• PROBLEM STATEMENT
Examine the entries and show every line in which the word "name" is found.

»»

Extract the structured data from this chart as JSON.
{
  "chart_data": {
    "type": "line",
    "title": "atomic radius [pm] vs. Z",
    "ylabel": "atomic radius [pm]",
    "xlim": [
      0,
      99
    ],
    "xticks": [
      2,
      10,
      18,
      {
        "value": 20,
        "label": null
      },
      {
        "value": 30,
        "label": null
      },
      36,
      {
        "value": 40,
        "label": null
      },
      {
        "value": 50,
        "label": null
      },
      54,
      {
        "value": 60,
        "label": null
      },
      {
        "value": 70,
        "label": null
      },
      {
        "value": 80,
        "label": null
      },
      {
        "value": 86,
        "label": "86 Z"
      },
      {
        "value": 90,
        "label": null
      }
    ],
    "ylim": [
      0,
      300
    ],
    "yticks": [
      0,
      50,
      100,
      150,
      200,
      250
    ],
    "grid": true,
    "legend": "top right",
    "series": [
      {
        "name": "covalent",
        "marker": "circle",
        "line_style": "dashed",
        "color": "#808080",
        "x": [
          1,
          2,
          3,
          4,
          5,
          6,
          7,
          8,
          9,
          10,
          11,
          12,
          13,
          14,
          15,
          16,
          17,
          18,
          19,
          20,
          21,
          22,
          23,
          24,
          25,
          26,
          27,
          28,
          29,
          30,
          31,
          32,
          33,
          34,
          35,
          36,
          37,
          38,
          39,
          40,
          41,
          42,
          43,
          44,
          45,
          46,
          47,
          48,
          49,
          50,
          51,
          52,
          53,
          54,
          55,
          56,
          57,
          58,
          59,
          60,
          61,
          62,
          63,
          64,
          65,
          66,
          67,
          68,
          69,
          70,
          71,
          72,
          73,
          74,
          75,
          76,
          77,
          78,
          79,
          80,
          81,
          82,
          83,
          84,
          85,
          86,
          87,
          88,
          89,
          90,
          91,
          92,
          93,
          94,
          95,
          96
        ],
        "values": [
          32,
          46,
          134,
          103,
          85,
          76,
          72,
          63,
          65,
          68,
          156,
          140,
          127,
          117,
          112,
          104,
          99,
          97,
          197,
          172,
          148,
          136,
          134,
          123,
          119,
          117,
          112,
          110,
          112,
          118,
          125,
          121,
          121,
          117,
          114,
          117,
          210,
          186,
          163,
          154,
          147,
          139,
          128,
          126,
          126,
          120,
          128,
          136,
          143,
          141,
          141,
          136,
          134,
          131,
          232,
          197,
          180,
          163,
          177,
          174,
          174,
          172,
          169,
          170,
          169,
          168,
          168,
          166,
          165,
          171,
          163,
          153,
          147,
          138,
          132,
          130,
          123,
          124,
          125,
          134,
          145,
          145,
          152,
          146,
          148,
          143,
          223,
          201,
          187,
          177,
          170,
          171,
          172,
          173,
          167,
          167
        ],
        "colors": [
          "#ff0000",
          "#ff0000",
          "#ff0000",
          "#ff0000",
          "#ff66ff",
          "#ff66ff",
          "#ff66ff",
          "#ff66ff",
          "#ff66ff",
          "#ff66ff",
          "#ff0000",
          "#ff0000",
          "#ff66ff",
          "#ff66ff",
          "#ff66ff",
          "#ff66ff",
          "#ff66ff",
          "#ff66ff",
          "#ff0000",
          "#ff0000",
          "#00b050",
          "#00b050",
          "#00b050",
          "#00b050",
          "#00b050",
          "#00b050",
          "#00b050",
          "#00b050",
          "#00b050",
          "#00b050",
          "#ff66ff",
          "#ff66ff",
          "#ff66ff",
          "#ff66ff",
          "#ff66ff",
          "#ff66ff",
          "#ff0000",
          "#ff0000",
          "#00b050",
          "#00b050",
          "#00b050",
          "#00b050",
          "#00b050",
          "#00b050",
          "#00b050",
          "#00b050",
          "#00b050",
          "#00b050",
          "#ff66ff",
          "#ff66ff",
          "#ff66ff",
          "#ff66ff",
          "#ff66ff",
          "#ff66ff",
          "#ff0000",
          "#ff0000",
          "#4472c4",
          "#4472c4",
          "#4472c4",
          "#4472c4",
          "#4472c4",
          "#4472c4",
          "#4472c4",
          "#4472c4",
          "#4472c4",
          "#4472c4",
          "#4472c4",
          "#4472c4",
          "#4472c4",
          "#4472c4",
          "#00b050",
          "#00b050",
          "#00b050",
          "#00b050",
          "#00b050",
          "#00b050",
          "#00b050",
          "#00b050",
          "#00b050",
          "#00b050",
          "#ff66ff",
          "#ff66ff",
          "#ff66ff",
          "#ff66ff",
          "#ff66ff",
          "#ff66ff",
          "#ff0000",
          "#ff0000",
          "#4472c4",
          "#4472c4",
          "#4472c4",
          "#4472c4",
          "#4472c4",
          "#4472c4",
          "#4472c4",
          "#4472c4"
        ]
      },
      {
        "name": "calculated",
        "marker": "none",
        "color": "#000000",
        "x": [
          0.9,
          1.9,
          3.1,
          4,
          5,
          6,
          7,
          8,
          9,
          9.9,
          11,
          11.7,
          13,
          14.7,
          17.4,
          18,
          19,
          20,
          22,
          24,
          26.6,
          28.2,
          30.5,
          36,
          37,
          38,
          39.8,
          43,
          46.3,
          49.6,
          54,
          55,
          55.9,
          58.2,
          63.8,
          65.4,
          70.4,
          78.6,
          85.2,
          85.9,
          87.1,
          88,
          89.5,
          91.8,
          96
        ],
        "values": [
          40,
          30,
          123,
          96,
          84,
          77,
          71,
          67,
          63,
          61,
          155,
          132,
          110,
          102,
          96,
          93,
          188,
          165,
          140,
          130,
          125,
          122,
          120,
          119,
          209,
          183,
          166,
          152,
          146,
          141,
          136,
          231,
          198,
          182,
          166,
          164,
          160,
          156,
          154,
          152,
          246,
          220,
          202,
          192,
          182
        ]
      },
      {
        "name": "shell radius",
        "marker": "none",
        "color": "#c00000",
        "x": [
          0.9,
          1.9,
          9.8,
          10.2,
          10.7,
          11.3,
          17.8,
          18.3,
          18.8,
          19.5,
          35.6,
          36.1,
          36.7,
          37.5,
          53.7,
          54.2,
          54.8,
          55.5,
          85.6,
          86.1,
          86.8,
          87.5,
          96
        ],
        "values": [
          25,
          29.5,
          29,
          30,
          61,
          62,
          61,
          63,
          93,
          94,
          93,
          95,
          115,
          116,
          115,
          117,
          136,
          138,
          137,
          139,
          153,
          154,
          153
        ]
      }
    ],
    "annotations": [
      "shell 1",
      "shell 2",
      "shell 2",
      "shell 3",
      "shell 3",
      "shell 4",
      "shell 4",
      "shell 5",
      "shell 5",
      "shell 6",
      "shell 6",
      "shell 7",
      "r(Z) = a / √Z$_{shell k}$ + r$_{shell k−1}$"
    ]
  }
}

««

• THE OUTPUT
        "name": "covalent",
        "name": "calculated",
        "name": "shell radius",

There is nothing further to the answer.